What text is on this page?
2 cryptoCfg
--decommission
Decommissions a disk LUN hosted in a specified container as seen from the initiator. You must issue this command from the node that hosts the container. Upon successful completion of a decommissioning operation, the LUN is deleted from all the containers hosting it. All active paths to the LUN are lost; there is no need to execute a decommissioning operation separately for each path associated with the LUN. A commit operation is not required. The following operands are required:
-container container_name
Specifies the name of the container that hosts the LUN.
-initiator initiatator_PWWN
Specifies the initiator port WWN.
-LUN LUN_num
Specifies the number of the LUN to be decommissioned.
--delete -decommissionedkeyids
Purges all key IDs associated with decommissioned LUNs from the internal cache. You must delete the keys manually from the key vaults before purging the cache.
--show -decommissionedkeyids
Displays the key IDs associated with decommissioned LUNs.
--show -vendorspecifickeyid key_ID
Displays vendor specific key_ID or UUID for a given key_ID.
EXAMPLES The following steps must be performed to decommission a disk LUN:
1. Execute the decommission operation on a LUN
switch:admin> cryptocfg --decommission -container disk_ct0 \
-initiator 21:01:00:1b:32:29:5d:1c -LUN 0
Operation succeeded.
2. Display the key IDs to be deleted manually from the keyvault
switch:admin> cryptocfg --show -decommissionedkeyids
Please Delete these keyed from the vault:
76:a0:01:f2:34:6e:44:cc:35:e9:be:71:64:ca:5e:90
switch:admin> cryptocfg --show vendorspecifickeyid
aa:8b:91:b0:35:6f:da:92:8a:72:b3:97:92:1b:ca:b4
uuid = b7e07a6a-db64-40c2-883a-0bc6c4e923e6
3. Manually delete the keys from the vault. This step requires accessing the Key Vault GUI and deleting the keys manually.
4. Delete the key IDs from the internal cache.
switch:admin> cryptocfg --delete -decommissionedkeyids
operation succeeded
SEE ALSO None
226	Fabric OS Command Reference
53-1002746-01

SHORT PROBLEM: Repeat the material above in full, exactly as it stands.

OUTPUT FOR THIS TASK:
What text is on this page?
2 cryptoCfg
--decommission
Decommissions a disk LUN hosted in a specified container as seen from the initiator. You must issue this command from the node that hosts the container. Upon successful completion of a decommissioning operation, the LUN is deleted from all the containers hosting it. All active paths to the LUN are lost; there is no need to execute a decommissioning operation separately for each path associated with the LUN. A commit operation is not required. The following operands are required:
-container container_name
Specifies the name of the container that hosts the LUN.
-initiator initiatator_PWWN
Specifies the initiator port WWN.
-LUN LUN_num
Specifies the number of the LUN to be decommissioned.
--delete -decommissionedkeyids
Purges all key IDs associated with decommissioned LUNs from the internal cache. You must delete the keys manually from the key vaults before purging the cache.
--show -decommissionedkeyids
Displays the key IDs associated with decommissioned LUNs.
--show -vendorspecifickeyid key_ID
Displays vendor specific key_ID or UUID for a given key_ID.
EXAMPLES The following steps must be performed to decommission a disk LUN:
1. Execute the decommission operation on a LUN
switch:admin> cryptocfg --decommission -container disk_ct0 \
-initiator 21:01:00:1b:32:29:5d:1c -LUN 0
Operation succeeded.
2. Display the key IDs to be deleted manually from the keyvault
switch:admin> cryptocfg --show -decommissionedkeyids
Please Delete these keyed from the vault:
76:a0:01:f2:34:6e:44:cc:35:e9:be:71:64:ca:5e:90
switch:admin> cryptocfg --show vendorspecifickeyid
aa:8b:91:b0:35:6f:da:92:8a:72:b3:97:92:1b:ca:b4
uuid = b7e07a6a-db64-40c2-883a-0bc6c4e923e6
3. Manually delete the keys from the vault. This step requires accessing the Key Vault GUI and deleting the keys manually.
4. Delete the key IDs from the internal cache.
switch:admin> cryptocfg --delete -decommissionedkeyids
operation succeeded
SEE ALSO None
226	Fabric OS Command Reference
53-1002746-01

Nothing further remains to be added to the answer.